» **TASK OBJECTIVE**: Output the material exactly, but drop every image it holds.

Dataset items
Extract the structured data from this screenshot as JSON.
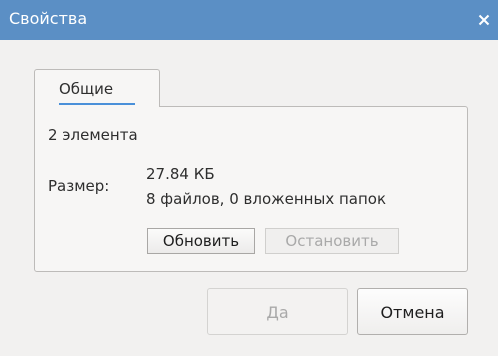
{
  "window": {
    "title": "Свойства",
    "close_icon": "close-icon"
  },
  "tabs": [
    {
      "label": "Общие",
      "active": true
    }
  ],
  "general": {
    "item_count": "2 элемента",
    "size_label": "Размер:",
    "size_value": "27.84 КБ",
    "size_details": "8 файлов, 0 вложенных папок",
    "refresh_label": "Обновить",
    "stop_label": "Остановить",
    "stop_enabled": false
  },
  "buttons": {
    "ok_label": "Да",
    "ok_enabled": false,
    "cancel_label": "Отмена"
  },
  "colors": {
    "titlebar": "#5b8fc5",
    "tab_underline": "#4a90d9",
    "window_bg": "#f2f1f0"
  }
}
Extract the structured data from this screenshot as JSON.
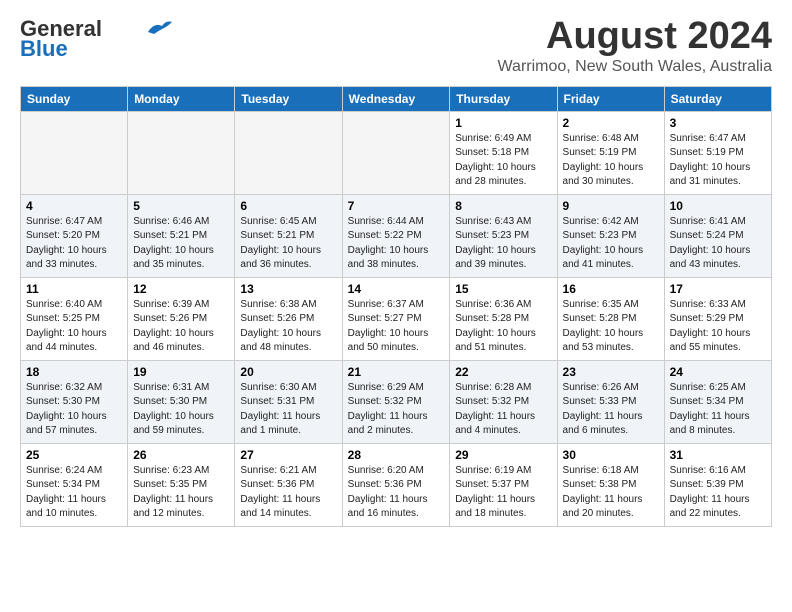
{
  "header": {
    "logo_general": "General",
    "logo_blue": "Blue",
    "month_title": "August 2024",
    "location": "Warrimoo, New South Wales, Australia"
  },
  "days_of_week": [
    "Sunday",
    "Monday",
    "Tuesday",
    "Wednesday",
    "Thursday",
    "Friday",
    "Saturday"
  ],
  "weeks": [
    {
      "row_class": "row-odd",
      "days": [
        {
          "num": "",
          "info": "",
          "empty": true
        },
        {
          "num": "",
          "info": "",
          "empty": true
        },
        {
          "num": "",
          "info": "",
          "empty": true
        },
        {
          "num": "",
          "info": "",
          "empty": true
        },
        {
          "num": "1",
          "info": "Sunrise: 6:49 AM\nSunset: 5:18 PM\nDaylight: 10 hours\nand 28 minutes.",
          "empty": false
        },
        {
          "num": "2",
          "info": "Sunrise: 6:48 AM\nSunset: 5:19 PM\nDaylight: 10 hours\nand 30 minutes.",
          "empty": false
        },
        {
          "num": "3",
          "info": "Sunrise: 6:47 AM\nSunset: 5:19 PM\nDaylight: 10 hours\nand 31 minutes.",
          "empty": false
        }
      ]
    },
    {
      "row_class": "row-even",
      "days": [
        {
          "num": "4",
          "info": "Sunrise: 6:47 AM\nSunset: 5:20 PM\nDaylight: 10 hours\nand 33 minutes.",
          "empty": false
        },
        {
          "num": "5",
          "info": "Sunrise: 6:46 AM\nSunset: 5:21 PM\nDaylight: 10 hours\nand 35 minutes.",
          "empty": false
        },
        {
          "num": "6",
          "info": "Sunrise: 6:45 AM\nSunset: 5:21 PM\nDaylight: 10 hours\nand 36 minutes.",
          "empty": false
        },
        {
          "num": "7",
          "info": "Sunrise: 6:44 AM\nSunset: 5:22 PM\nDaylight: 10 hours\nand 38 minutes.",
          "empty": false
        },
        {
          "num": "8",
          "info": "Sunrise: 6:43 AM\nSunset: 5:23 PM\nDaylight: 10 hours\nand 39 minutes.",
          "empty": false
        },
        {
          "num": "9",
          "info": "Sunrise: 6:42 AM\nSunset: 5:23 PM\nDaylight: 10 hours\nand 41 minutes.",
          "empty": false
        },
        {
          "num": "10",
          "info": "Sunrise: 6:41 AM\nSunset: 5:24 PM\nDaylight: 10 hours\nand 43 minutes.",
          "empty": false
        }
      ]
    },
    {
      "row_class": "row-odd",
      "days": [
        {
          "num": "11",
          "info": "Sunrise: 6:40 AM\nSunset: 5:25 PM\nDaylight: 10 hours\nand 44 minutes.",
          "empty": false
        },
        {
          "num": "12",
          "info": "Sunrise: 6:39 AM\nSunset: 5:26 PM\nDaylight: 10 hours\nand 46 minutes.",
          "empty": false
        },
        {
          "num": "13",
          "info": "Sunrise: 6:38 AM\nSunset: 5:26 PM\nDaylight: 10 hours\nand 48 minutes.",
          "empty": false
        },
        {
          "num": "14",
          "info": "Sunrise: 6:37 AM\nSunset: 5:27 PM\nDaylight: 10 hours\nand 50 minutes.",
          "empty": false
        },
        {
          "num": "15",
          "info": "Sunrise: 6:36 AM\nSunset: 5:28 PM\nDaylight: 10 hours\nand 51 minutes.",
          "empty": false
        },
        {
          "num": "16",
          "info": "Sunrise: 6:35 AM\nSunset: 5:28 PM\nDaylight: 10 hours\nand 53 minutes.",
          "empty": false
        },
        {
          "num": "17",
          "info": "Sunrise: 6:33 AM\nSunset: 5:29 PM\nDaylight: 10 hours\nand 55 minutes.",
          "empty": false
        }
      ]
    },
    {
      "row_class": "row-even",
      "days": [
        {
          "num": "18",
          "info": "Sunrise: 6:32 AM\nSunset: 5:30 PM\nDaylight: 10 hours\nand 57 minutes.",
          "empty": false
        },
        {
          "num": "19",
          "info": "Sunrise: 6:31 AM\nSunset: 5:30 PM\nDaylight: 10 hours\nand 59 minutes.",
          "empty": false
        },
        {
          "num": "20",
          "info": "Sunrise: 6:30 AM\nSunset: 5:31 PM\nDaylight: 11 hours\nand 1 minute.",
          "empty": false
        },
        {
          "num": "21",
          "info": "Sunrise: 6:29 AM\nSunset: 5:32 PM\nDaylight: 11 hours\nand 2 minutes.",
          "empty": false
        },
        {
          "num": "22",
          "info": "Sunrise: 6:28 AM\nSunset: 5:32 PM\nDaylight: 11 hours\nand 4 minutes.",
          "empty": false
        },
        {
          "num": "23",
          "info": "Sunrise: 6:26 AM\nSunset: 5:33 PM\nDaylight: 11 hours\nand 6 minutes.",
          "empty": false
        },
        {
          "num": "24",
          "info": "Sunrise: 6:25 AM\nSunset: 5:34 PM\nDaylight: 11 hours\nand 8 minutes.",
          "empty": false
        }
      ]
    },
    {
      "row_class": "row-odd",
      "days": [
        {
          "num": "25",
          "info": "Sunrise: 6:24 AM\nSunset: 5:34 PM\nDaylight: 11 hours\nand 10 minutes.",
          "empty": false
        },
        {
          "num": "26",
          "info": "Sunrise: 6:23 AM\nSunset: 5:35 PM\nDaylight: 11 hours\nand 12 minutes.",
          "empty": false
        },
        {
          "num": "27",
          "info": "Sunrise: 6:21 AM\nSunset: 5:36 PM\nDaylight: 11 hours\nand 14 minutes.",
          "empty": false
        },
        {
          "num": "28",
          "info": "Sunrise: 6:20 AM\nSunset: 5:36 PM\nDaylight: 11 hours\nand 16 minutes.",
          "empty": false
        },
        {
          "num": "29",
          "info": "Sunrise: 6:19 AM\nSunset: 5:37 PM\nDaylight: 11 hours\nand 18 minutes.",
          "empty": false
        },
        {
          "num": "30",
          "info": "Sunrise: 6:18 AM\nSunset: 5:38 PM\nDaylight: 11 hours\nand 20 minutes.",
          "empty": false
        },
        {
          "num": "31",
          "info": "Sunrise: 6:16 AM\nSunset: 5:39 PM\nDaylight: 11 hours\nand 22 minutes.",
          "empty": false
        }
      ]
    }
  ]
}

» **SOLUTION FOR THIS EXERCISE**:
Extract the structured data from this screenshot as JSON.
{
  "window": {
    "title": "Свойства",
    "close_icon": "close-icon"
  },
  "tabs": [
    {
      "label": "Общие",
      "active": true
    }
  ],
  "general": {
    "item_count": "2 элемента",
    "size_label": "Размер:",
    "size_value": "27.84 КБ",
    "size_details": "8 файлов, 0 вложенных папок",
    "refresh_label": "Обновить",
    "stop_label": "Остановить",
    "stop_enabled": false
  },
  "buttons": {
    "ok_label": "Да",
    "ok_enabled": false,
    "cancel_label": "Отмена"
  },
  "colors": {
    "titlebar": "#5b8fc5",
    "tab_underline": "#4a90d9",
    "window_bg": "#f2f1f0"
  }
}
Extract the structured data from this screenshot as JSON.
{
  "header": {
    "logo_general": "General",
    "logo_blue": "Blue",
    "month_title": "August 2024",
    "location": "Warrimoo, New South Wales, Australia"
  },
  "days_of_week": [
    "Sunday",
    "Monday",
    "Tuesday",
    "Wednesday",
    "Thursday",
    "Friday",
    "Saturday"
  ],
  "weeks": [
    {
      "row_class": "row-odd",
      "days": [
        {
          "num": "",
          "info": "",
          "empty": true
        },
        {
          "num": "",
          "info": "",
          "empty": true
        },
        {
          "num": "",
          "info": "",
          "empty": true
        },
        {
          "num": "",
          "info": "",
          "empty": true
        },
        {
          "num": "1",
          "info": "Sunrise: 6:49 AM\nSunset: 5:18 PM\nDaylight: 10 hours\nand 28 minutes.",
          "empty": false
        },
        {
          "num": "2",
          "info": "Sunrise: 6:48 AM\nSunset: 5:19 PM\nDaylight: 10 hours\nand 30 minutes.",
          "empty": false
        },
        {
          "num": "3",
          "info": "Sunrise: 6:47 AM\nSunset: 5:19 PM\nDaylight: 10 hours\nand 31 minutes.",
          "empty": false
        }
      ]
    },
    {
      "row_class": "row-even",
      "days": [
        {
          "num": "4",
          "info": "Sunrise: 6:47 AM\nSunset: 5:20 PM\nDaylight: 10 hours\nand 33 minutes.",
          "empty": false
        },
        {
          "num": "5",
          "info": "Sunrise: 6:46 AM\nSunset: 5:21 PM\nDaylight: 10 hours\nand 35 minutes.",
          "empty": false
        },
        {
          "num": "6",
          "info": "Sunrise: 6:45 AM\nSunset: 5:21 PM\nDaylight: 10 hours\nand 36 minutes.",
          "empty": false
        },
        {
          "num": "7",
          "info": "Sunrise: 6:44 AM\nSunset: 5:22 PM\nDaylight: 10 hours\nand 38 minutes.",
          "empty": false
        },
        {
          "num": "8",
          "info": "Sunrise: 6:43 AM\nSunset: 5:23 PM\nDaylight: 10 hours\nand 39 minutes.",
          "empty": false
        },
        {
          "num": "9",
          "info": "Sunrise: 6:42 AM\nSunset: 5:23 PM\nDaylight: 10 hours\nand 41 minutes.",
          "empty": false
        },
        {
          "num": "10",
          "info": "Sunrise: 6:41 AM\nSunset: 5:24 PM\nDaylight: 10 hours\nand 43 minutes.",
          "empty": false
        }
      ]
    },
    {
      "row_class": "row-odd",
      "days": [
        {
          "num": "11",
          "info": "Sunrise: 6:40 AM\nSunset: 5:25 PM\nDaylight: 10 hours\nand 44 minutes.",
          "empty": false
        },
        {
          "num": "12",
          "info": "Sunrise: 6:39 AM\nSunset: 5:26 PM\nDaylight: 10 hours\nand 46 minutes.",
          "empty": false
        },
        {
          "num": "13",
          "info": "Sunrise: 6:38 AM\nSunset: 5:26 PM\nDaylight: 10 hours\nand 48 minutes.",
          "empty": false
        },
        {
          "num": "14",
          "info": "Sunrise: 6:37 AM\nSunset: 5:27 PM\nDaylight: 10 hours\nand 50 minutes.",
          "empty": false
        },
        {
          "num": "15",
          "info": "Sunrise: 6:36 AM\nSunset: 5:28 PM\nDaylight: 10 hours\nand 51 minutes.",
          "empty": false
        },
        {
          "num": "16",
          "info": "Sunrise: 6:35 AM\nSunset: 5:28 PM\nDaylight: 10 hours\nand 53 minutes.",
          "empty": false
        },
        {
          "num": "17",
          "info": "Sunrise: 6:33 AM\nSunset: 5:29 PM\nDaylight: 10 hours\nand 55 minutes.",
          "empty": false
        }
      ]
    },
    {
      "row_class": "row-even",
      "days": [
        {
          "num": "18",
          "info": "Sunrise: 6:32 AM\nSunset: 5:30 PM\nDaylight: 10 hours\nand 57 minutes.",
          "empty": false
        },
        {
          "num": "19",
          "info": "Sunrise: 6:31 AM\nSunset: 5:30 PM\nDaylight: 10 hours\nand 59 minutes.",
          "empty": false
        },
        {
          "num": "20",
          "info": "Sunrise: 6:30 AM\nSunset: 5:31 PM\nDaylight: 11 hours\nand 1 minute.",
          "empty": false
        },
        {
          "num": "21",
          "info": "Sunrise: 6:29 AM\nSunset: 5:32 PM\nDaylight: 11 hours\nand 2 minutes.",
          "empty": false
        },
        {
          "num": "22",
          "info": "Sunrise: 6:28 AM\nSunset: 5:32 PM\nDaylight: 11 hours\nand 4 minutes.",
          "empty": false
        },
        {
          "num": "23",
          "info": "Sunrise: 6:26 AM\nSunset: 5:33 PM\nDaylight: 11 hours\nand 6 minutes.",
          "empty": false
        },
        {
          "num": "24",
          "info": "Sunrise: 6:25 AM\nSunset: 5:34 PM\nDaylight: 11 hours\nand 8 minutes.",
          "empty": false
        }
      ]
    },
    {
      "row_class": "row-odd",
      "days": [
        {
          "num": "25",
          "info": "Sunrise: 6:24 AM\nSunset: 5:34 PM\nDaylight: 11 hours\nand 10 minutes.",
          "empty": false
        },
        {
          "num": "26",
          "info": "Sunrise: 6:23 AM\nSunset: 5:35 PM\nDaylight: 11 hours\nand 12 minutes.",
          "empty": false
        },
        {
          "num": "27",
          "info": "Sunrise: 6:21 AM\nSunset: 5:36 PM\nDaylight: 11 hours\nand 14 minutes.",
          "empty": false
        },
        {
          "num": "28",
          "info": "Sunrise: 6:20 AM\nSunset: 5:36 PM\nDaylight: 11 hours\nand 16 minutes.",
          "empty": false
        },
        {
          "num": "29",
          "info": "Sunrise: 6:19 AM\nSunset: 5:37 PM\nDaylight: 11 hours\nand 18 minutes.",
          "empty": false
        },
        {
          "num": "30",
          "info": "Sunrise: 6:18 AM\nSunset: 5:38 PM\nDaylight: 11 hours\nand 20 minutes.",
          "empty": false
        },
        {
          "num": "31",
          "info": "Sunrise: 6:16 AM\nSunset: 5:39 PM\nDaylight: 11 hours\nand 22 minutes.",
          "empty": false
        }
      ]
    }
  ]
}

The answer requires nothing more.